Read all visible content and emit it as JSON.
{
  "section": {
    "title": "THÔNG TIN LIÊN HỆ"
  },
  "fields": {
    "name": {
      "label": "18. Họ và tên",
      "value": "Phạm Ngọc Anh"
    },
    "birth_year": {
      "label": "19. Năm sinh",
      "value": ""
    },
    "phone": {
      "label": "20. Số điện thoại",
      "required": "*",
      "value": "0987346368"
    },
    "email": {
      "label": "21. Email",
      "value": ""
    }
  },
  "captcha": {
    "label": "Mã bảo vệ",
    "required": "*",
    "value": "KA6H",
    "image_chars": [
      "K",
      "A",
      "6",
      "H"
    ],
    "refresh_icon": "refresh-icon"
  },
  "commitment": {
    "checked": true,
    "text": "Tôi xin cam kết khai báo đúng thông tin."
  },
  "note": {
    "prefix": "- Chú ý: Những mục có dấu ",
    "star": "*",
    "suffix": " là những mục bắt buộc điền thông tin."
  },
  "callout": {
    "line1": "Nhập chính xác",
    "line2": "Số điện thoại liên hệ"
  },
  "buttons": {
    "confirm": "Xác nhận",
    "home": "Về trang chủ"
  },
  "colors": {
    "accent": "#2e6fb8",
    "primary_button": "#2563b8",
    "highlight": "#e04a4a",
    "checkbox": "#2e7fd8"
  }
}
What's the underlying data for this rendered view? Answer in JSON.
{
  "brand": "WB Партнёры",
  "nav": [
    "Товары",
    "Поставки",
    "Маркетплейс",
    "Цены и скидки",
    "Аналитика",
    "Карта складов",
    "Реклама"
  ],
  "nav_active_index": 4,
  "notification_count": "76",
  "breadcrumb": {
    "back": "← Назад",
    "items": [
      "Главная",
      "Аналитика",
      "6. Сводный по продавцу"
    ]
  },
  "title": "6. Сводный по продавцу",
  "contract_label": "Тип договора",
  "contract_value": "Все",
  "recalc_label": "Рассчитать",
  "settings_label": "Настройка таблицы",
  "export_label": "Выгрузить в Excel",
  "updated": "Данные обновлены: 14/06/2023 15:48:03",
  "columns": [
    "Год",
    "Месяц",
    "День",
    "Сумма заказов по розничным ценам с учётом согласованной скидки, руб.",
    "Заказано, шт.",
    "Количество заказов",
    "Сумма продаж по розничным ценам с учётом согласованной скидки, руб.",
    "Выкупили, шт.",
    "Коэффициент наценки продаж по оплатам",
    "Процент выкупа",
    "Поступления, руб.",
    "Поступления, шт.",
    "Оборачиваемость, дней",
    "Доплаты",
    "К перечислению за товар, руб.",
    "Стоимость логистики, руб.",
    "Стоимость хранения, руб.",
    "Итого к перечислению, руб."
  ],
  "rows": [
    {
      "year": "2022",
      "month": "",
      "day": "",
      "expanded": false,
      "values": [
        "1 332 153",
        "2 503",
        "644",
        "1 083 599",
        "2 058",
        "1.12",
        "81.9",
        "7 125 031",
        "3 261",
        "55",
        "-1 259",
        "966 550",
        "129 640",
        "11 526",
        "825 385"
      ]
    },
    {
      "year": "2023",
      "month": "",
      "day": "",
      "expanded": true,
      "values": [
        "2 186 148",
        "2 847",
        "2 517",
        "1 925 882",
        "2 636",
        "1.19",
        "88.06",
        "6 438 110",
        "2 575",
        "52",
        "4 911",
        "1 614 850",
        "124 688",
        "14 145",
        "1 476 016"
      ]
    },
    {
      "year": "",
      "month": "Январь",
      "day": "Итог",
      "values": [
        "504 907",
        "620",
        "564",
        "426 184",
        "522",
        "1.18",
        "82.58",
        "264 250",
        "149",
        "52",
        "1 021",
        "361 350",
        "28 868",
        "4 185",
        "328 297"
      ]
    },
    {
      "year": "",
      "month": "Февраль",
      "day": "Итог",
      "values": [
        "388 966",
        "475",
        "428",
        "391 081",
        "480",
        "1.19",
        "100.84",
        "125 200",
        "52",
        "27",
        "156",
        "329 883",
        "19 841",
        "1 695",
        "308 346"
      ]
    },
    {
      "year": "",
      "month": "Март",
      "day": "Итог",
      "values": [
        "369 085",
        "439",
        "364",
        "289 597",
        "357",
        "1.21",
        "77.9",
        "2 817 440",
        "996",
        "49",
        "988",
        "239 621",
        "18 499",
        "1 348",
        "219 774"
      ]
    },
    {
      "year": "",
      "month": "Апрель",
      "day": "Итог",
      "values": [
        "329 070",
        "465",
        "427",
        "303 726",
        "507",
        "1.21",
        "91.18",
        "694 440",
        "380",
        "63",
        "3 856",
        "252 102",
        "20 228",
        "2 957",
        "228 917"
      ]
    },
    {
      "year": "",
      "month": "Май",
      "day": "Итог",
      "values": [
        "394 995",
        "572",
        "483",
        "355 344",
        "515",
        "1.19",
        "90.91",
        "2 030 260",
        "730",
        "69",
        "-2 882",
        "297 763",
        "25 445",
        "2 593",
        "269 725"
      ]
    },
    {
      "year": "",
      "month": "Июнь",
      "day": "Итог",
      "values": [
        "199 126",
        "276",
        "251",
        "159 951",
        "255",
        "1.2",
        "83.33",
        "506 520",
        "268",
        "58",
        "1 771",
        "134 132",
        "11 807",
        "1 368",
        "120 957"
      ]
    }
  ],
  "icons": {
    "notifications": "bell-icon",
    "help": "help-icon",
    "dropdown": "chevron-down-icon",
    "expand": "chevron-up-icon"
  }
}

▬▬▬▬▬▬▬▬▬▬

◆ What you should do ◆
Exactly as shown above, return every record.

◆ Written reply ◆
Read all visible content and emit it as JSON.
{
  "section": {
    "title": "THÔNG TIN LIÊN HỆ"
  },
  "fields": {
    "name": {
      "label": "18. Họ và tên",
      "value": "Phạm Ngọc Anh"
    },
    "birth_year": {
      "label": "19. Năm sinh",
      "value": ""
    },
    "phone": {
      "label": "20. Số điện thoại",
      "required": "*",
      "value": "0987346368"
    },
    "email": {
      "label": "21. Email",
      "value": ""
    }
  },
  "captcha": {
    "label": "Mã bảo vệ",
    "required": "*",
    "value": "KA6H",
    "image_chars": [
      "K",
      "A",
      "6",
      "H"
    ],
    "refresh_icon": "refresh-icon"
  },
  "commitment": {
    "checked": true,
    "text": "Tôi xin cam kết khai báo đúng thông tin."
  },
  "note": {
    "prefix": "- Chú ý: Những mục có dấu ",
    "star": "*",
    "suffix": " là những mục bắt buộc điền thông tin."
  },
  "callout": {
    "line1": "Nhập chính xác",
    "line2": "Số điện thoại liên hệ"
  },
  "buttons": {
    "confirm": "Xác nhận",
    "home": "Về trang chủ"
  },
  "colors": {
    "accent": "#2e6fb8",
    "primary_button": "#2563b8",
    "highlight": "#e04a4a",
    "checkbox": "#2e7fd8"
  }
}
What's the underlying data for this rendered view? Answer in JSON.
{
  "brand": "WB Партнёры",
  "nav": [
    "Товары",
    "Поставки",
    "Маркетплейс",
    "Цены и скидки",
    "Аналитика",
    "Карта складов",
    "Реклама"
  ],
  "nav_active_index": 4,
  "notification_count": "76",
  "breadcrumb": {
    "back": "← Назад",
    "items": [
      "Главная",
      "Аналитика",
      "6. Сводный по продавцу"
    ]
  },
  "title": "6. Сводный по продавцу",
  "contract_label": "Тип договора",
  "contract_value": "Все",
  "recalc_label": "Рассчитать",
  "settings_label": "Настройка таблицы",
  "export_label": "Выгрузить в Excel",
  "updated": "Данные обновлены: 14/06/2023 15:48:03",
  "columns": [
    "Год",
    "Месяц",
    "День",
    "Сумма заказов по розничным ценам с учётом согласованной скидки, руб.",
    "Заказано, шт.",
    "Количество заказов",
    "Сумма продаж по розничным ценам с учётом согласованной скидки, руб.",
    "Выкупили, шт.",
    "Коэффициент наценки продаж по оплатам",
    "Процент выкупа",
    "Поступления, руб.",
    "Поступления, шт.",
    "Оборачиваемость, дней",
    "Доплаты",
    "К перечислению за товар, руб.",
    "Стоимость логистики, руб.",
    "Стоимость хранения, руб.",
    "Итого к перечислению, руб."
  ],
  "rows": [
    {
      "year": "2022",
      "month": "",
      "day": "",
      "expanded": false,
      "values": [
        "1 332 153",
        "2 503",
        "644",
        "1 083 599",
        "2 058",
        "1.12",
        "81.9",
        "7 125 031",
        "3 261",
        "55",
        "-1 259",
        "966 550",
        "129 640",
        "11 526",
        "825 385"
      ]
    },
    {
      "year": "2023",
      "month": "",
      "day": "",
      "expanded": true,
      "values": [
        "2 186 148",
        "2 847",
        "2 517",
        "1 925 882",
        "2 636",
        "1.19",
        "88.06",
        "6 438 110",
        "2 575",
        "52",
        "4 911",
        "1 614 850",
        "124 688",
        "14 145",
        "1 476 016"
      ]
    },
    {
      "year": "",
      "month": "Январь",
      "day": "Итог",
      "values": [
        "504 907",
        "620",
        "564",
        "426 184",
        "522",
        "1.18",
        "82.58",
        "264 250",
        "149",
        "52",
        "1 021",
        "361 350",
        "28 868",
        "4 185",
        "328 297"
      ]
    },
    {
      "year": "",
      "month": "Февраль",
      "day": "Итог",
      "values": [
        "388 966",
        "475",
        "428",
        "391 081",
        "480",
        "1.19",
        "100.84",
        "125 200",
        "52",
        "27",
        "156",
        "329 883",
        "19 841",
        "1 695",
        "308 346"
      ]
    },
    {
      "year": "",
      "month": "Март",
      "day": "Итог",
      "values": [
        "369 085",
        "439",
        "364",
        "289 597",
        "357",
        "1.21",
        "77.9",
        "2 817 440",
        "996",
        "49",
        "988",
        "239 621",
        "18 499",
        "1 348",
        "219 774"
      ]
    },
    {
      "year": "",
      "month": "Апрель",
      "day": "Итог",
      "values": [
        "329 070",
        "465",
        "427",
        "303 726",
        "507",
        "1.21",
        "91.18",
        "694 440",
        "380",
        "63",
        "3 856",
        "252 102",
        "20 228",
        "2 957",
        "228 917"
      ]
    },
    {
      "year": "",
      "month": "Май",
      "day": "Итог",
      "values": [
        "394 995",
        "572",
        "483",
        "355 344",
        "515",
        "1.19",
        "90.91",
        "2 030 260",
        "730",
        "69",
        "-2 882",
        "297 763",
        "25 445",
        "2 593",
        "269 725"
      ]
    },
    {
      "year": "",
      "month": "Июнь",
      "day": "Итог",
      "values": [
        "199 126",
        "276",
        "251",
        "159 951",
        "255",
        "1.2",
        "83.33",
        "506 520",
        "268",
        "58",
        "1 771",
        "134 132",
        "11 807",
        "1 368",
        "120 957"
      ]
    }
  ],
  "icons": {
    "notifications": "bell-icon",
    "help": "help-icon",
    "dropdown": "chevron-down-icon",
    "expand": "chevron-up-icon"
  }
}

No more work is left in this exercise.